* [Records from a data collection]
----
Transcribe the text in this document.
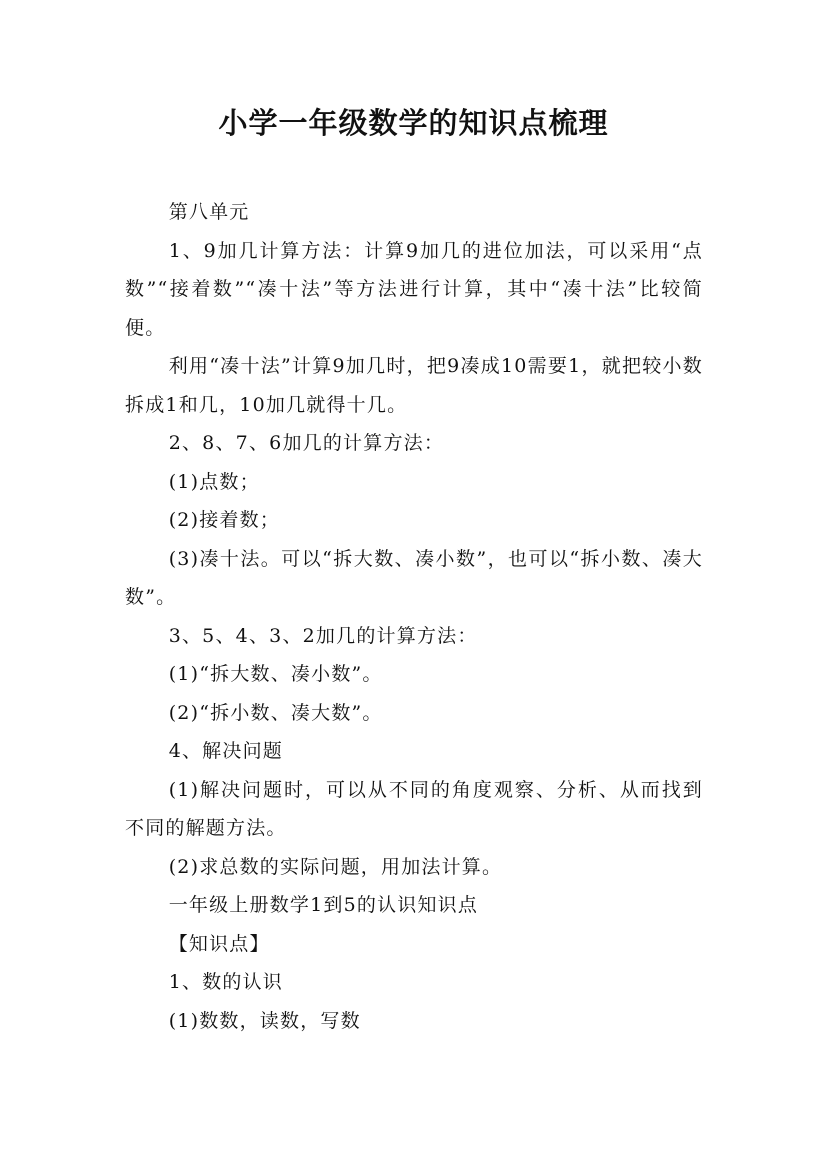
小学一年级数学的知识点梳理

第八单元

1、9加几计算方法：计算9加几的进位加法，可以采用“点数”“接着数”“凑十法”等方法进行计算，其中“凑十法”比较简便。

利用“凑十法”计算9加几时，把9凑成10需要1，就把较小数拆成1和几，10加几就得十几。

2、8、7、6加几的计算方法：

(1)点数；

(2)接着数；

(3)凑十法。可以“拆大数、凑小数”，也可以“拆小数、凑大数”。

3、5、4、3、2加几的计算方法：

(1)“拆大数、凑小数”。

(2)“拆小数、凑大数”。

4、解决问题

(1)解决问题时，可以从不同的角度观察、分析、从而找到不同的解题方法。

(2)求总数的实际问题，用加法计算。

一年级上册数学1到5的认识知识点

【知识点】

1、数的认识

(1)数数，读数，写数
----
* [Exercise brief]
From the material above, copy everything exactly but the pictures.

* [Task output]
Transcribe the text in this document.
小学一年级数学的知识点梳理

第八单元

1、9加几计算方法：计算9加几的进位加法，可以采用“点数”“接着数”“凑十法”等方法进行计算，其中“凑十法”比较简便。

利用“凑十法”计算9加几时，把9凑成10需要1，就把较小数拆成1和几，10加几就得十几。

2、8、7、6加几的计算方法：

(1)点数；

(2)接着数；

(3)凑十法。可以“拆大数、凑小数”，也可以“拆小数、凑大数”。

3、5、4、3、2加几的计算方法：

(1)“拆大数、凑小数”。

(2)“拆小数、凑大数”。

4、解决问题

(1)解决问题时，可以从不同的角度观察、分析、从而找到不同的解题方法。

(2)求总数的实际问题，用加法计算。

一年级上册数学1到5的认识知识点

【知识点】

1、数的认识

(1)数数，读数，写数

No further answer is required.